▶ **Page records with their text**
##############################

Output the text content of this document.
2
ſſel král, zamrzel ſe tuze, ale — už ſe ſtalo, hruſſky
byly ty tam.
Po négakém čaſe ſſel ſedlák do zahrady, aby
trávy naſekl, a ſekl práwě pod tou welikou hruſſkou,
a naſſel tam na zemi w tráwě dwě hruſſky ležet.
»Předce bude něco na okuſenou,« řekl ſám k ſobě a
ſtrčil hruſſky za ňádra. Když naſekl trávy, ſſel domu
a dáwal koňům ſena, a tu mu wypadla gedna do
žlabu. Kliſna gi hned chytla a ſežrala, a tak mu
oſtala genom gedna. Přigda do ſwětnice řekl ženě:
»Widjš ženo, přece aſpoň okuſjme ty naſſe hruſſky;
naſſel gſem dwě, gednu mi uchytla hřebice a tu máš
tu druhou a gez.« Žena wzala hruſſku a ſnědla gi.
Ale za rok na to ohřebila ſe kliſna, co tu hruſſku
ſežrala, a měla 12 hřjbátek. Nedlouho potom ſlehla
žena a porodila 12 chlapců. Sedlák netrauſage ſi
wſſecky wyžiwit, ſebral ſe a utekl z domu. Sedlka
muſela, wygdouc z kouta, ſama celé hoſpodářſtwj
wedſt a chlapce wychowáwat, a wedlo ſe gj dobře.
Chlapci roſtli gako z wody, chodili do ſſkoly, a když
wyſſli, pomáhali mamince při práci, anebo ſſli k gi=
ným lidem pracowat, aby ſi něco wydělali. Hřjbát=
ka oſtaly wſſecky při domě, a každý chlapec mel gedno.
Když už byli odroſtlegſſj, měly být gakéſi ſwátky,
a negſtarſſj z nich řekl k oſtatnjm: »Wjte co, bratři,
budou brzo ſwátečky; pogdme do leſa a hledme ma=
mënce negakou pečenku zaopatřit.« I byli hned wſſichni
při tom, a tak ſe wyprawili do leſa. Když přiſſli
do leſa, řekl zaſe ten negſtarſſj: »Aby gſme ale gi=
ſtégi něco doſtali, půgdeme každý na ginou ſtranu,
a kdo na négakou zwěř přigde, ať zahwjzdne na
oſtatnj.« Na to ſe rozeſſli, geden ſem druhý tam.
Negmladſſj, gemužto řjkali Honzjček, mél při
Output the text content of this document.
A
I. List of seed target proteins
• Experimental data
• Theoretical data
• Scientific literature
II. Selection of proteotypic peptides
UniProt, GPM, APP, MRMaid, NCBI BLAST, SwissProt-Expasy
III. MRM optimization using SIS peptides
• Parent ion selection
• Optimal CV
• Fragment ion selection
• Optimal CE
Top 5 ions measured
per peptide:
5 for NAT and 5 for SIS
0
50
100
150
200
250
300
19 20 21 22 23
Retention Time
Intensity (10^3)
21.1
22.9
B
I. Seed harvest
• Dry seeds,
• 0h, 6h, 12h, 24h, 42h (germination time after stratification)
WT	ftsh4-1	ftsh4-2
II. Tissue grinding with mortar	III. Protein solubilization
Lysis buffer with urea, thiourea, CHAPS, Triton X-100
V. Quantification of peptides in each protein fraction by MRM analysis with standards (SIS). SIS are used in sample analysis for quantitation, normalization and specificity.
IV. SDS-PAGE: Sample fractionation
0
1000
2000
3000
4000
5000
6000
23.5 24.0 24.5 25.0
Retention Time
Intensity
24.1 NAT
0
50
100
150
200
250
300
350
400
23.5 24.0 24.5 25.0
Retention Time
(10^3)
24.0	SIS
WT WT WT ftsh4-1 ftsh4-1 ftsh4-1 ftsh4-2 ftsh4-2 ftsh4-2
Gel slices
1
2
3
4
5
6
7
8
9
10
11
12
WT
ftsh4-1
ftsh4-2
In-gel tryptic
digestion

##############################

▶ **Your instructions**
Return the entries in full. Do not alter them.

▶ **Expected answer**
Output the text content of this document.
2
ſſel král, zamrzel ſe tuze, ale — už ſe ſtalo, hruſſky
byly ty tam.
Po négakém čaſe ſſel ſedlák do zahrady, aby
trávy naſekl, a ſekl práwě pod tou welikou hruſſkou,
a naſſel tam na zemi w tráwě dwě hruſſky ležet.
»Předce bude něco na okuſenou,« řekl ſám k ſobě a
ſtrčil hruſſky za ňádra. Když naſekl trávy, ſſel domu
a dáwal koňům ſena, a tu mu wypadla gedna do
žlabu. Kliſna gi hned chytla a ſežrala, a tak mu
oſtala genom gedna. Přigda do ſwětnice řekl ženě:
»Widjš ženo, přece aſpoň okuſjme ty naſſe hruſſky;
naſſel gſem dwě, gednu mi uchytla hřebice a tu máš
tu druhou a gez.« Žena wzala hruſſku a ſnědla gi.
Ale za rok na to ohřebila ſe kliſna, co tu hruſſku
ſežrala, a měla 12 hřjbátek. Nedlouho potom ſlehla
žena a porodila 12 chlapců. Sedlák netrauſage ſi
wſſecky wyžiwit, ſebral ſe a utekl z domu. Sedlka
muſela, wygdouc z kouta, ſama celé hoſpodářſtwj
wedſt a chlapce wychowáwat, a wedlo ſe gj dobře.
Chlapci roſtli gako z wody, chodili do ſſkoly, a když
wyſſli, pomáhali mamince při práci, anebo ſſli k gi=
ným lidem pracowat, aby ſi něco wydělali. Hřjbát=
ka oſtaly wſſecky při domě, a každý chlapec mel gedno.
Když už byli odroſtlegſſj, měly být gakéſi ſwátky,
a negſtarſſj z nich řekl k oſtatnjm: »Wjte co, bratři,
budou brzo ſwátečky; pogdme do leſa a hledme ma=
mënce negakou pečenku zaopatřit.« I byli hned wſſichni
při tom, a tak ſe wyprawili do leſa. Když přiſſli
do leſa, řekl zaſe ten negſtarſſj: »Aby gſme ale gi=
ſtégi něco doſtali, půgdeme každý na ginou ſtranu,
a kdo na négakou zwěř přigde, ať zahwjzdne na
oſtatnj.« Na to ſe rozeſſli, geden ſem druhý tam.
Negmladſſj, gemužto řjkali Honzjček, mél při
Output the text content of this document.
A
I. List of seed target proteins
• Experimental data
• Theoretical data
• Scientific literature
II. Selection of proteotypic peptides
UniProt, GPM, APP, MRMaid, NCBI BLAST, SwissProt-Expasy
III. MRM optimization using SIS peptides
• Parent ion selection
• Optimal CV
• Fragment ion selection
• Optimal CE
Top 5 ions measured
per peptide:
5 for NAT and 5 for SIS
0
50
100
150
200
250
300
19 20 21 22 23
Retention Time
Intensity (10^3)
21.1
22.9
B
I. Seed harvest
• Dry seeds,
• 0h, 6h, 12h, 24h, 42h (germination time after stratification)
WT	ftsh4-1	ftsh4-2
II. Tissue grinding with mortar	III. Protein solubilization
Lysis buffer with urea, thiourea, CHAPS, Triton X-100
V. Quantification of peptides in each protein fraction by MRM analysis with standards (SIS). SIS are used in sample analysis for quantitation, normalization and specificity.
IV. SDS-PAGE: Sample fractionation
0
1000
2000
3000
4000
5000
6000
23.5 24.0 24.5 25.0
Retention Time
Intensity
24.1 NAT
0
50
100
150
200
250
300
350
400
23.5 24.0 24.5 25.0
Retention Time
(10^3)
24.0	SIS
WT WT WT ftsh4-1 ftsh4-1 ftsh4-1 ftsh4-2 ftsh4-2 ftsh4-2
Gel slices
1
2
3
4
5
6
7
8
9
10
11
12
WT
ftsh4-1
ftsh4-2
In-gel tryptic
digestion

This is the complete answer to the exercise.